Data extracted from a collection
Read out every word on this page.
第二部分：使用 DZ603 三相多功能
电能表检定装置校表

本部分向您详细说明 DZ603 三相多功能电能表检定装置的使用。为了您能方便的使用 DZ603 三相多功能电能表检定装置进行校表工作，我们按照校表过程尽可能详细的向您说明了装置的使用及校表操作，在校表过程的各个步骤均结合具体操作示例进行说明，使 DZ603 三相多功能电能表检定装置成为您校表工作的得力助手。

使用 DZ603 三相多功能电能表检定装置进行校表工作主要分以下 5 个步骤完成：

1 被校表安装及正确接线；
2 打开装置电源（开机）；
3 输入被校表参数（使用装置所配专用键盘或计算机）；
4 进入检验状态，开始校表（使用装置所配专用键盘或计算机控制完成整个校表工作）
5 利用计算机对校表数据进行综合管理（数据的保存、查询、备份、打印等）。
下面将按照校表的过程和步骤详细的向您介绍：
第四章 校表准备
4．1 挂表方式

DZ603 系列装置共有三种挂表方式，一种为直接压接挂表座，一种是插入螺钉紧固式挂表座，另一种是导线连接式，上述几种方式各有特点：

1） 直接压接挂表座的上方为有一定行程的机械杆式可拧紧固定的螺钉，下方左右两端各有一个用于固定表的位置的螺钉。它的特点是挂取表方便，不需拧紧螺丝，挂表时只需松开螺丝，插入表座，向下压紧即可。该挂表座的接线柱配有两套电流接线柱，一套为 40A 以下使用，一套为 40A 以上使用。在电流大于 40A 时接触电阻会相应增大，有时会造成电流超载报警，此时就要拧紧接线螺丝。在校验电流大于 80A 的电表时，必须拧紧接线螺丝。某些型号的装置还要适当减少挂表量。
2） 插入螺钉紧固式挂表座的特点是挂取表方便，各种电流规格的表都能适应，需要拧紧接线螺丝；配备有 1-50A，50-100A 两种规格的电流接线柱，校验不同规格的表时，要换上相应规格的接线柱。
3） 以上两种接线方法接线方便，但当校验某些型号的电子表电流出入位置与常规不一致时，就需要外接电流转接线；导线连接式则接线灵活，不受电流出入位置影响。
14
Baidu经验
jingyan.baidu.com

▶ [What to produce]: Reproduce the whole listing word for word.

▶ [Finished exercise]:
Read out every word on this page.
第二部分：使用 DZ603 三相多功能
电能表检定装置校表

本部分向您详细说明 DZ603 三相多功能电能表检定装置的使用。为了您能方便的使用 DZ603 三相多功能电能表检定装置进行校表工作，我们按照校表过程尽可能详细的向您说明了装置的使用及校表操作，在校表过程的各个步骤均结合具体操作示例进行说明，使 DZ603 三相多功能电能表检定装置成为您校表工作的得力助手。

使用 DZ603 三相多功能电能表检定装置进行校表工作主要分以下 5 个步骤完成：

1 被校表安装及正确接线；
2 打开装置电源（开机）；
3 输入被校表参数（使用装置所配专用键盘或计算机）；
4 进入检验状态，开始校表（使用装置所配专用键盘或计算机控制完成整个校表工作）
5 利用计算机对校表数据进行综合管理（数据的保存、查询、备份、打印等）。
下面将按照校表的过程和步骤详细的向您介绍：
第四章 校表准备
4．1 挂表方式

DZ603 系列装置共有三种挂表方式，一种为直接压接挂表座，一种是插入螺钉紧固式挂表座，另一种是导线连接式，上述几种方式各有特点：

1） 直接压接挂表座的上方为有一定行程的机械杆式可拧紧固定的螺钉，下方左右两端各有一个用于固定表的位置的螺钉。它的特点是挂取表方便，不需拧紧螺丝，挂表时只需松开螺丝，插入表座，向下压紧即可。该挂表座的接线柱配有两套电流接线柱，一套为 40A 以下使用，一套为 40A 以上使用。在电流大于 40A 时接触电阻会相应增大，有时会造成电流超载报警，此时就要拧紧接线螺丝。在校验电流大于 80A 的电表时，必须拧紧接线螺丝。某些型号的装置还要适当减少挂表量。
2） 插入螺钉紧固式挂表座的特点是挂取表方便，各种电流规格的表都能适应，需要拧紧接线螺丝；配备有 1-50A，50-100A 两种规格的电流接线柱，校验不同规格的表时，要换上相应规格的接线柱。
3） 以上两种接线方法接线方便，但当校验某些型号的电子表电流出入位置与常规不一致时，就需要外接电流转接线；导线连接式则接线灵活，不受电流出入位置影响。
14
Baidu经验
jingyan.baidu.com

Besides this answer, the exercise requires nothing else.